Start of RECORDS FOR THIS TASK

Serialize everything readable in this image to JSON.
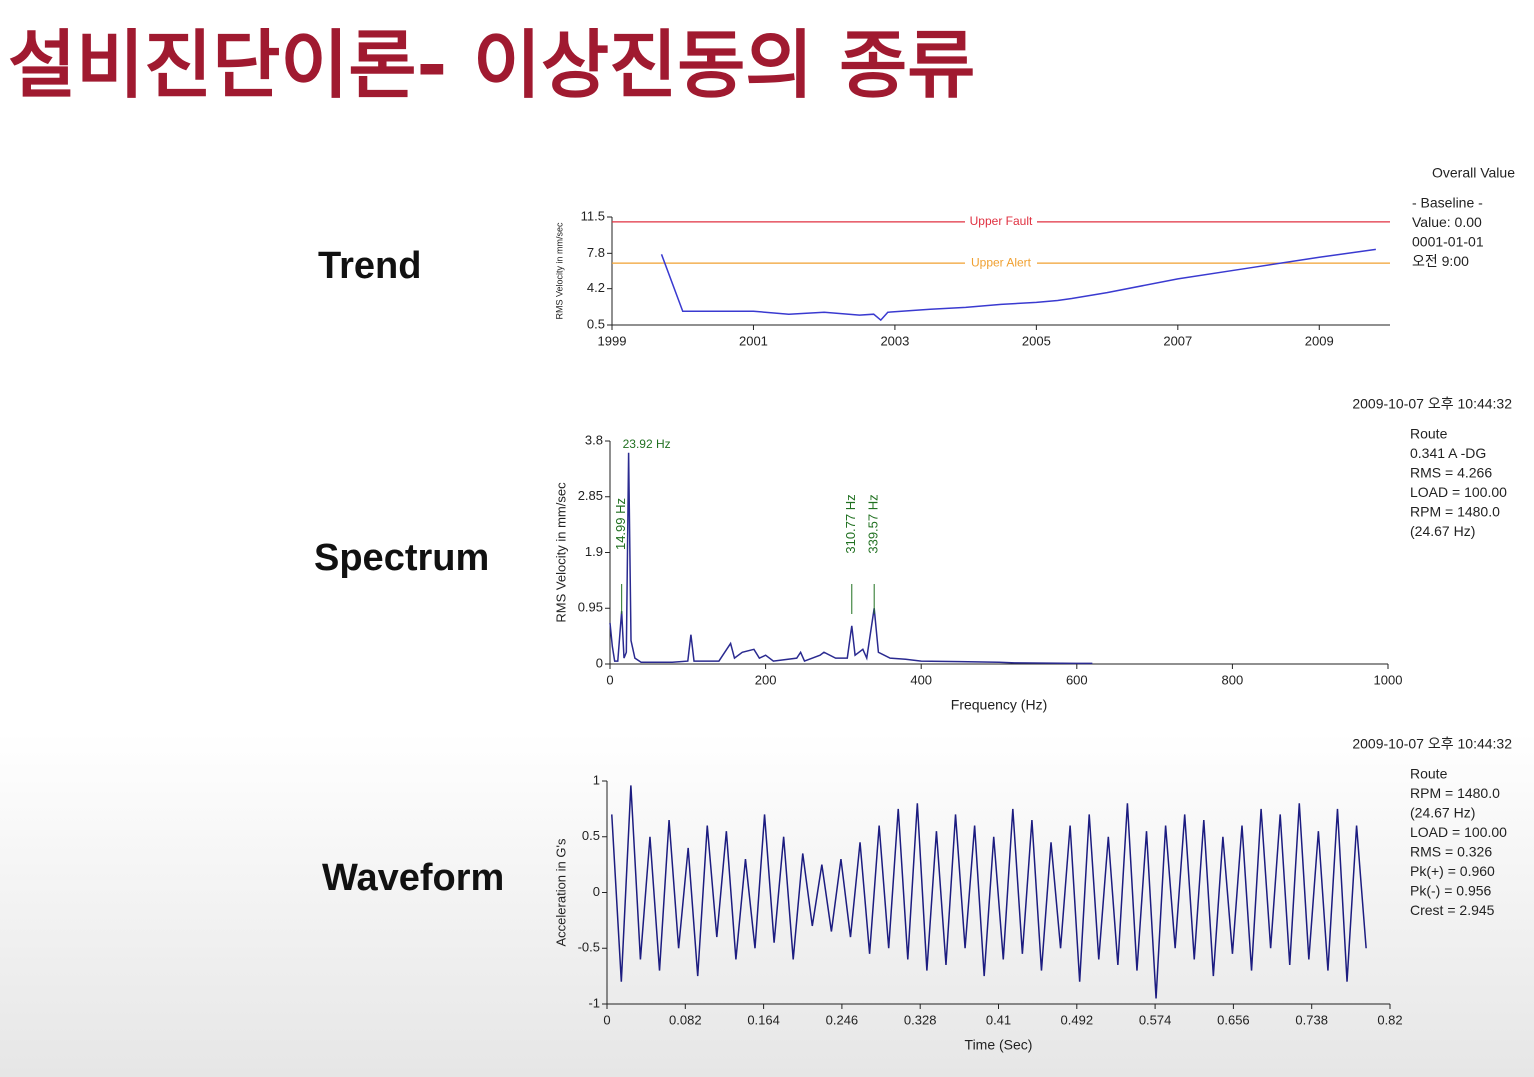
{
  "title": "설비진단이론- 이상진동의 종류",
  "chart_data": [
    {
      "type": "line",
      "label": "Trend",
      "ylabel": "RMS Velocity in mm/sec",
      "info": [
        "Overall Value",
        "- Baseline -",
        "Value: 0.00",
        "0001-01-01",
        "오전 9:00"
      ],
      "xlim": [
        1999,
        2010
      ],
      "xticks": [
        1999,
        2001,
        2003,
        2005,
        2007,
        2009
      ],
      "ylim": [
        0.5,
        11.5
      ],
      "yticks": [
        0.5,
        4.2,
        7.8,
        11.5
      ],
      "thresholds": [
        {
          "label": "Upper Fault",
          "value": 11.0,
          "color": "#e03040"
        },
        {
          "label": "Upper Alert",
          "value": 6.8,
          "color": "#f0a030"
        }
      ],
      "x": [
        1999.7,
        2000.0,
        2001.0,
        2001.5,
        2002.0,
        2002.5,
        2002.7,
        2002.8,
        2002.9,
        2003.5,
        2004.0,
        2004.5,
        2005.0,
        2005.3,
        2005.5,
        2006.0,
        2007.0,
        2008.0,
        2009.0,
        2009.8
      ],
      "series": [
        {
          "name": "Overall Value",
          "color": "#3a3ad0",
          "values": [
            7.7,
            1.9,
            1.9,
            1.6,
            1.8,
            1.5,
            1.6,
            1.0,
            1.8,
            2.1,
            2.3,
            2.6,
            2.8,
            3.0,
            3.2,
            3.8,
            5.2,
            6.3,
            7.4,
            8.2
          ]
        }
      ]
    },
    {
      "type": "line",
      "label": "Spectrum",
      "ylabel": "RMS Velocity in mm/sec",
      "xlabel": "Frequency (Hz)",
      "timestamp": "2009-10-07 오후 10:44:32",
      "info": [
        "Route",
        "0.341 A -DG",
        "RMS = 4.266",
        "LOAD = 100.00",
        "RPM = 1480.0",
        "(24.67 Hz)"
      ],
      "xlim": [
        0,
        1000
      ],
      "xticks": [
        0,
        200,
        400,
        600,
        800,
        1000
      ],
      "ylim": [
        0,
        3.8
      ],
      "yticks": [
        0,
        0.95,
        1.9,
        2.85,
        3.8
      ],
      "annotations": [
        {
          "x": 23.92,
          "label": "23.92 Hz",
          "orientation": "horizontal"
        },
        {
          "x": 14.99,
          "label": "14.99 Hz",
          "orientation": "vertical"
        },
        {
          "x": 310.77,
          "label": "310.77 Hz",
          "orientation": "vertical"
        },
        {
          "x": 339.57,
          "label": "339.57 Hz",
          "orientation": "vertical"
        }
      ],
      "x": [
        0,
        3,
        6,
        10,
        14.99,
        18,
        21,
        23.92,
        27,
        32,
        40,
        60,
        80,
        100,
        104,
        108,
        140,
        155,
        160,
        170,
        185,
        192,
        200,
        210,
        240,
        245,
        250,
        270,
        275,
        290,
        305,
        310.77,
        315,
        325,
        330,
        339.57,
        345,
        360,
        380,
        400,
        450,
        500,
        520,
        600,
        620
      ],
      "series": [
        {
          "name": "Spectrum",
          "color": "#2a2a90",
          "values": [
            0.7,
            0.3,
            0.05,
            0.05,
            0.9,
            0.1,
            0.2,
            3.6,
            0.4,
            0.1,
            0.03,
            0.03,
            0.03,
            0.05,
            0.5,
            0.05,
            0.05,
            0.35,
            0.1,
            0.2,
            0.25,
            0.1,
            0.15,
            0.05,
            0.1,
            0.2,
            0.05,
            0.15,
            0.2,
            0.1,
            0.1,
            0.65,
            0.15,
            0.25,
            0.1,
            0.95,
            0.2,
            0.1,
            0.08,
            0.05,
            0.04,
            0.03,
            0.02,
            0.01,
            0.01
          ]
        }
      ]
    },
    {
      "type": "line",
      "label": "Waveform",
      "ylabel": "Acceleration in G's",
      "xlabel": "Time (Sec)",
      "timestamp": "2009-10-07 오후 10:44:32",
      "info": [
        "Route",
        "RPM = 1480.0",
        "(24.67 Hz)",
        "LOAD = 100.00",
        "RMS = 0.326",
        "Pk(+) = 0.960",
        "Pk(-) = 0.956",
        "Crest = 2.945"
      ],
      "xlim": [
        0,
        0.82
      ],
      "xticks": [
        0,
        0.082,
        0.164,
        0.246,
        0.328,
        0.41,
        0.492,
        0.574,
        0.656,
        0.738,
        0.82
      ],
      "ylim": [
        -1,
        1
      ],
      "yticks": [
        -1,
        -0.5,
        0,
        0.5,
        1
      ],
      "x": [
        0.005,
        0.015,
        0.025,
        0.035,
        0.045,
        0.055,
        0.065,
        0.075,
        0.085,
        0.095,
        0.105,
        0.115,
        0.125,
        0.135,
        0.145,
        0.155,
        0.165,
        0.175,
        0.185,
        0.195,
        0.205,
        0.215,
        0.225,
        0.235,
        0.245,
        0.255,
        0.265,
        0.275,
        0.285,
        0.295,
        0.305,
        0.315,
        0.325,
        0.335,
        0.345,
        0.355,
        0.365,
        0.375,
        0.385,
        0.395,
        0.405,
        0.415,
        0.425,
        0.435,
        0.445,
        0.455,
        0.465,
        0.475,
        0.485,
        0.495,
        0.505,
        0.515,
        0.525,
        0.535,
        0.545,
        0.555,
        0.565,
        0.575,
        0.585,
        0.595,
        0.605,
        0.615,
        0.625,
        0.635,
        0.645,
        0.655,
        0.665,
        0.675,
        0.685,
        0.695,
        0.705,
        0.715,
        0.725,
        0.735,
        0.745,
        0.755,
        0.765,
        0.775,
        0.785,
        0.795
      ],
      "series": [
        {
          "name": "Waveform",
          "color": "#1c1c80",
          "values": [
            0.7,
            -0.8,
            0.96,
            -0.6,
            0.5,
            -0.7,
            0.65,
            -0.5,
            0.4,
            -0.75,
            0.6,
            -0.4,
            0.55,
            -0.6,
            0.3,
            -0.5,
            0.7,
            -0.45,
            0.5,
            -0.6,
            0.35,
            -0.3,
            0.25,
            -0.35,
            0.3,
            -0.4,
            0.45,
            -0.55,
            0.6,
            -0.5,
            0.75,
            -0.6,
            0.8,
            -0.7,
            0.55,
            -0.65,
            0.7,
            -0.5,
            0.6,
            -0.75,
            0.5,
            -0.6,
            0.75,
            -0.55,
            0.65,
            -0.7,
            0.45,
            -0.5,
            0.6,
            -0.8,
            0.7,
            -0.6,
            0.5,
            -0.65,
            0.8,
            -0.7,
            0.55,
            -0.95,
            0.6,
            -0.5,
            0.7,
            -0.6,
            0.65,
            -0.75,
            0.5,
            -0.55,
            0.6,
            -0.7,
            0.75,
            -0.5,
            0.7,
            -0.65,
            0.8,
            -0.6,
            0.55,
            -0.7,
            0.75,
            -0.8,
            0.6,
            -0.5
          ]
        }
      ]
    }
  ]
}
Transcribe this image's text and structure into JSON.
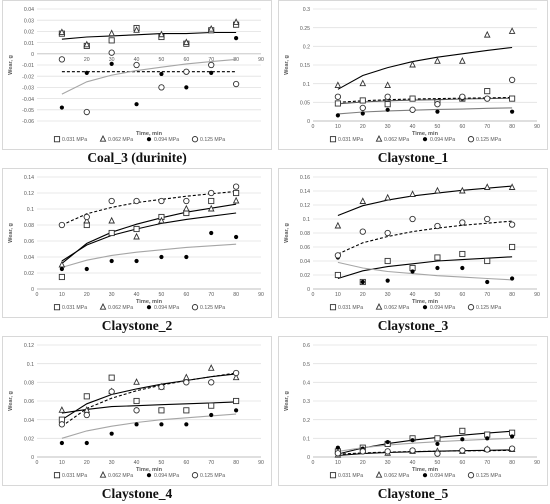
{
  "legend_labels": [
    "0.031 MPa",
    "0.062 MPa",
    "0.094 MPa",
    "0.125 MPa"
  ],
  "series_colors": {
    "s1": "#595959",
    "s2": "#7f7f7f",
    "s3": "#000000",
    "s4": "#7f7f7f"
  },
  "chart_data": [
    {
      "type": "scatter",
      "caption": "Coal_3 (durinite)",
      "xlabel": "Time, min",
      "ylabel": "Wear, g",
      "xlim": [
        0,
        90
      ],
      "ylim": [
        -0.06,
        0.04
      ],
      "x_ticks": [
        10,
        20,
        30,
        40,
        50,
        60,
        70,
        80,
        90
      ],
      "y_ticks": [
        0.04,
        0.03,
        0.02,
        0.01,
        0,
        -0.01,
        -0.02,
        -0.03,
        -0.04,
        -0.05,
        -0.06
      ],
      "y_tick_labels": [
        "0.04",
        "0.03",
        "0.02",
        "0.01",
        "0",
        "-0.01",
        "-0.02",
        "-0.03",
        "-0.04",
        "-0.05",
        "-0.06"
      ],
      "x_axis_at_zero": true,
      "x": [
        10,
        20,
        30,
        40,
        50,
        60,
        70,
        80
      ],
      "series": [
        {
          "name": "0.031 MPa",
          "marker": "square",
          "values": [
            0.018,
            0.007,
            0.012,
            0.023,
            0.015,
            0.009,
            0.021,
            0.026
          ],
          "trend": [
            0.013,
            0.015,
            0.016,
            0.017,
            0.018,
            0.018,
            0.019,
            0.019
          ],
          "dash": "solid",
          "trend_color": "#000000"
        },
        {
          "name": "0.062 MPa",
          "marker": "triangle",
          "values": [
            0.019,
            0.008,
            0.018,
            0.021,
            0.017,
            0.01,
            0.022,
            0.028
          ],
          "trend": [],
          "dash": "solid",
          "trend_color": "#7f7f7f"
        },
        {
          "name": "0.094 MPa",
          "marker": "dot",
          "values": [
            -0.048,
            -0.017,
            -0.009,
            -0.045,
            -0.018,
            -0.03,
            -0.017,
            0.014
          ],
          "trend": [
            -0.016,
            -0.016,
            -0.016,
            -0.016,
            -0.016,
            -0.016,
            -0.016,
            -0.016
          ],
          "dash": "dashed",
          "trend_color": "#000000"
        },
        {
          "name": "0.125 MPa",
          "marker": "circle",
          "values": [
            -0.005,
            -0.052,
            0.001,
            -0.01,
            -0.03,
            -0.016,
            -0.01,
            -0.027
          ],
          "trend": [
            -0.036,
            -0.025,
            -0.019,
            -0.015,
            -0.012,
            -0.009,
            -0.007,
            -0.005
          ],
          "dash": "solid",
          "trend_color": "#a6a6a6"
        }
      ]
    },
    {
      "type": "scatter",
      "caption": "Claystone_1",
      "xlabel": "Time, min",
      "ylabel": "Wear, g",
      "xlim": [
        0,
        90
      ],
      "ylim": [
        0,
        0.3
      ],
      "x_ticks": [
        0,
        10,
        20,
        30,
        40,
        50,
        60,
        70,
        80,
        90
      ],
      "y_ticks": [
        0,
        0.05,
        0.1,
        0.15,
        0.2,
        0.25,
        0.3
      ],
      "y_tick_labels": [
        "0",
        "0.05",
        "0.1",
        "0.15",
        "0.2",
        "0.25",
        "0.3"
      ],
      "x_axis_at_zero": false,
      "x": [
        10,
        20,
        30,
        40,
        50,
        60,
        70,
        80
      ],
      "series": [
        {
          "name": "0.031 MPa",
          "marker": "square",
          "values": [
            0.047,
            0.055,
            0.045,
            0.06,
            0.05,
            0.06,
            0.08,
            0.06
          ],
          "trend": [
            0.046,
            0.051,
            0.054,
            0.056,
            0.057,
            0.059,
            0.06,
            0.061
          ],
          "dash": "solid",
          "trend_color": "#595959"
        },
        {
          "name": "0.062 MPa",
          "marker": "triangle",
          "values": [
            0.095,
            0.1,
            0.095,
            0.15,
            0.16,
            0.16,
            0.23,
            0.24
          ],
          "trend": [
            0.085,
            0.122,
            0.143,
            0.159,
            0.171,
            0.18,
            0.189,
            0.197
          ],
          "dash": "solid",
          "trend_color": "#000000"
        },
        {
          "name": "0.094 MPa",
          "marker": "dot",
          "values": [
            0.015,
            0.02,
            0.03,
            0.03,
            0.025,
            0.06,
            0.06,
            0.025
          ],
          "trend": [
            0.019,
            0.024,
            0.027,
            0.029,
            0.031,
            0.032,
            0.034,
            0.035
          ],
          "dash": "solid",
          "trend_color": "#7f7f7f"
        },
        {
          "name": "0.125 MPa",
          "marker": "circle",
          "values": [
            0.065,
            0.035,
            0.065,
            0.03,
            0.045,
            0.065,
            0.06,
            0.11
          ],
          "trend": [
            0.05,
            0.054,
            0.057,
            0.059,
            0.06,
            0.061,
            0.062,
            0.063
          ],
          "dash": "dashed",
          "trend_color": "#000000"
        }
      ]
    },
    {
      "type": "scatter",
      "caption": "Claystone_2",
      "xlabel": "Time, min",
      "ylabel": "Wear, g",
      "xlim": [
        0,
        90
      ],
      "ylim": [
        0,
        0.14
      ],
      "x_ticks": [
        0,
        10,
        20,
        30,
        40,
        50,
        60,
        70,
        80,
        90
      ],
      "y_ticks": [
        0,
        0.02,
        0.04,
        0.06,
        0.08,
        0.1,
        0.12,
        0.14
      ],
      "y_tick_labels": [
        "0",
        "0.02",
        "0.04",
        "0.06",
        "0.08",
        "0.1",
        "0.12",
        "0.14"
      ],
      "x_axis_at_zero": false,
      "x": [
        10,
        20,
        30,
        40,
        50,
        60,
        70,
        80
      ],
      "series": [
        {
          "name": "0.031 MPa",
          "marker": "square",
          "values": [
            0.015,
            0.08,
            0.07,
            0.075,
            0.09,
            0.095,
            0.11,
            0.12
          ],
          "trend": [
            0.032,
            0.057,
            0.071,
            0.081,
            0.089,
            0.096,
            0.101,
            0.106
          ],
          "dash": "solid",
          "trend_color": "#000000"
        },
        {
          "name": "0.062 MPa",
          "marker": "triangle",
          "values": [
            0.03,
            0.085,
            0.085,
            0.065,
            0.085,
            0.1,
            0.1,
            0.11
          ],
          "trend": [
            0.035,
            0.055,
            0.067,
            0.075,
            0.082,
            0.087,
            0.091,
            0.095
          ],
          "dash": "solid",
          "trend_color": "#000000"
        },
        {
          "name": "0.094 MPa",
          "marker": "dot",
          "values": [
            0.025,
            0.025,
            0.035,
            0.035,
            0.04,
            0.04,
            0.07,
            0.065
          ],
          "trend": [
            0.027,
            0.036,
            0.042,
            0.046,
            0.049,
            0.052,
            0.054,
            0.056
          ],
          "dash": "solid",
          "trend_color": "#a6a6a6"
        },
        {
          "name": "0.125 MPa",
          "marker": "circle",
          "values": [
            0.08,
            0.09,
            0.11,
            0.11,
            0.11,
            0.11,
            0.12,
            0.128
          ],
          "trend": [
            0.08,
            0.094,
            0.102,
            0.108,
            0.112,
            0.116,
            0.119,
            0.122
          ],
          "dash": "dashed",
          "trend_color": "#000000"
        }
      ]
    },
    {
      "type": "scatter",
      "caption": "Claystone_3",
      "xlabel": "Time, min",
      "ylabel": "Wear, g",
      "xlim": [
        0,
        90
      ],
      "ylim": [
        0,
        0.16
      ],
      "x_ticks": [
        0,
        10,
        20,
        30,
        40,
        50,
        60,
        70,
        80,
        90
      ],
      "y_ticks": [
        0,
        0.02,
        0.04,
        0.06,
        0.08,
        0.1,
        0.12,
        0.14,
        0.16
      ],
      "y_tick_labels": [
        "0",
        "0.02",
        "0.04",
        "0.06",
        "0.08",
        "0.1",
        "0.12",
        "0.14",
        "0.16"
      ],
      "x_axis_at_zero": false,
      "x": [
        10,
        20,
        30,
        40,
        50,
        60,
        70,
        80
      ],
      "series": [
        {
          "name": "0.031 MPa",
          "marker": "square",
          "values": [
            0.02,
            0.01,
            0.04,
            0.03,
            0.045,
            0.05,
            0.04,
            0.06
          ],
          "trend": [
            0.015,
            0.026,
            0.032,
            0.036,
            0.04,
            0.042,
            0.044,
            0.046
          ],
          "dash": "solid",
          "trend_color": "#000000"
        },
        {
          "name": "0.062 MPa",
          "marker": "triangle",
          "values": [
            0.09,
            0.125,
            0.13,
            0.135,
            0.14,
            0.14,
            0.145,
            0.145
          ],
          "trend": [
            0.105,
            0.119,
            0.127,
            0.133,
            0.137,
            0.141,
            0.144,
            0.147
          ],
          "dash": "solid",
          "trend_color": "#000000"
        },
        {
          "name": "0.094 MPa",
          "marker": "dot",
          "values": [
            0.045,
            0.01,
            0.012,
            0.025,
            0.03,
            0.03,
            0.01,
            0.015
          ],
          "trend": [
            0.038,
            0.03,
            0.025,
            0.022,
            0.019,
            0.017,
            0.015,
            0.013
          ],
          "dash": "solid",
          "trend_color": "#a6a6a6"
        },
        {
          "name": "0.125 MPa",
          "marker": "circle",
          "values": [
            0.048,
            0.082,
            0.08,
            0.1,
            0.09,
            0.095,
            0.1,
            0.092
          ],
          "trend": [
            0.05,
            0.066,
            0.075,
            0.082,
            0.087,
            0.091,
            0.094,
            0.097
          ],
          "dash": "dashed",
          "trend_color": "#000000"
        }
      ]
    },
    {
      "type": "scatter",
      "caption": "Claystone_4",
      "xlabel": "Time, min",
      "ylabel": "Wear, g",
      "xlim": [
        0,
        90
      ],
      "ylim": [
        0,
        0.12
      ],
      "x_ticks": [
        0,
        10,
        20,
        30,
        40,
        50,
        60,
        70,
        80,
        90
      ],
      "y_ticks": [
        0,
        0.02,
        0.04,
        0.06,
        0.08,
        0.1,
        0.12
      ],
      "y_tick_labels": [
        "0",
        "0.02",
        "0.04",
        "0.06",
        "0.08",
        "0.1",
        "0.12"
      ],
      "x_axis_at_zero": false,
      "x": [
        10,
        20,
        30,
        40,
        50,
        60,
        70,
        80
      ],
      "series": [
        {
          "name": "0.031 MPa",
          "marker": "square",
          "values": [
            0.04,
            0.065,
            0.085,
            0.06,
            0.05,
            0.05,
            0.055,
            0.06
          ],
          "trend": [
            0.047,
            0.051,
            0.054,
            0.055,
            0.056,
            0.057,
            0.058,
            0.059
          ],
          "dash": "solid",
          "trend_color": "#000000"
        },
        {
          "name": "0.062 MPa",
          "marker": "triangle",
          "values": [
            0.05,
            0.05,
            0.07,
            0.08,
            0.075,
            0.085,
            0.095,
            0.085
          ],
          "trend": [
            0.04,
            0.057,
            0.067,
            0.073,
            0.078,
            0.082,
            0.086,
            0.089
          ],
          "dash": "solid",
          "trend_color": "#000000"
        },
        {
          "name": "0.094 MPa",
          "marker": "dot",
          "values": [
            0.015,
            0.015,
            0.025,
            0.035,
            0.035,
            0.035,
            0.045,
            0.05
          ],
          "trend": [
            0.02,
            0.028,
            0.033,
            0.037,
            0.04,
            0.042,
            0.044,
            0.046
          ],
          "dash": "solid",
          "trend_color": "#a6a6a6"
        },
        {
          "name": "0.125 MPa",
          "marker": "circle",
          "values": [
            0.035,
            0.045,
            0.07,
            0.05,
            0.075,
            0.08,
            0.08,
            0.09
          ],
          "trend": [
            0.033,
            0.052,
            0.063,
            0.071,
            0.077,
            0.082,
            0.086,
            0.09
          ],
          "dash": "dashed",
          "trend_color": "#000000"
        }
      ]
    },
    {
      "type": "scatter",
      "caption": "Claystone_5",
      "xlabel": "Time, min",
      "ylabel": "Wear, g",
      "xlim": [
        0,
        90
      ],
      "ylim": [
        0,
        0.6
      ],
      "x_ticks": [
        0,
        10,
        20,
        30,
        40,
        50,
        60,
        70,
        80,
        90
      ],
      "y_ticks": [
        0,
        0.1,
        0.2,
        0.3,
        0.4,
        0.5,
        0.6
      ],
      "y_tick_labels": [
        "0",
        "0.1",
        "0.2",
        "0.3",
        "0.4",
        "0.5",
        "0.6"
      ],
      "x_axis_at_zero": false,
      "x": [
        10,
        20,
        30,
        40,
        50,
        60,
        70,
        80
      ],
      "series": [
        {
          "name": "0.031 MPa",
          "marker": "square",
          "values": [
            0.03,
            0.05,
            0.07,
            0.1,
            0.1,
            0.14,
            0.12,
            0.13
          ],
          "trend": [
            0.016,
            0.048,
            0.072,
            0.09,
            0.105,
            0.117,
            0.128,
            0.138
          ],
          "dash": "solid",
          "trend_color": "#000000"
        },
        {
          "name": "0.062 MPa",
          "marker": "triangle",
          "values": [
            0.01,
            0.03,
            0.02,
            0.03,
            0.03,
            0.03,
            0.04,
            0.04
          ],
          "trend": [
            0.008,
            0.018,
            0.024,
            0.028,
            0.031,
            0.034,
            0.036,
            0.038
          ],
          "dash": "solid",
          "trend_color": "#000000"
        },
        {
          "name": "0.094 MPa",
          "marker": "dot",
          "values": [
            0.05,
            0.045,
            0.08,
            0.09,
            0.07,
            0.095,
            0.1,
            0.11
          ],
          "trend": [
            0.03,
            0.05,
            0.064,
            0.074,
            0.082,
            0.089,
            0.095,
            0.1
          ],
          "dash": "solid",
          "trend_color": "#a6a6a6"
        },
        {
          "name": "0.125 MPa",
          "marker": "circle",
          "values": [
            0.02,
            0.03,
            0.03,
            0.035,
            0.018,
            0.035,
            0.04,
            0.045
          ],
          "trend": [
            0.015,
            0.022,
            0.026,
            0.029,
            0.031,
            0.033,
            0.034,
            0.036
          ],
          "dash": "dashed",
          "trend_color": "#000000"
        }
      ]
    }
  ]
}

End of RECORDS FOR THIS TASK

◆ WHAT IS BEING ASKED: Tally every line of the listing that holds the string "caption", then give the number by itself.

◆ FINISHED EXERCISE: 6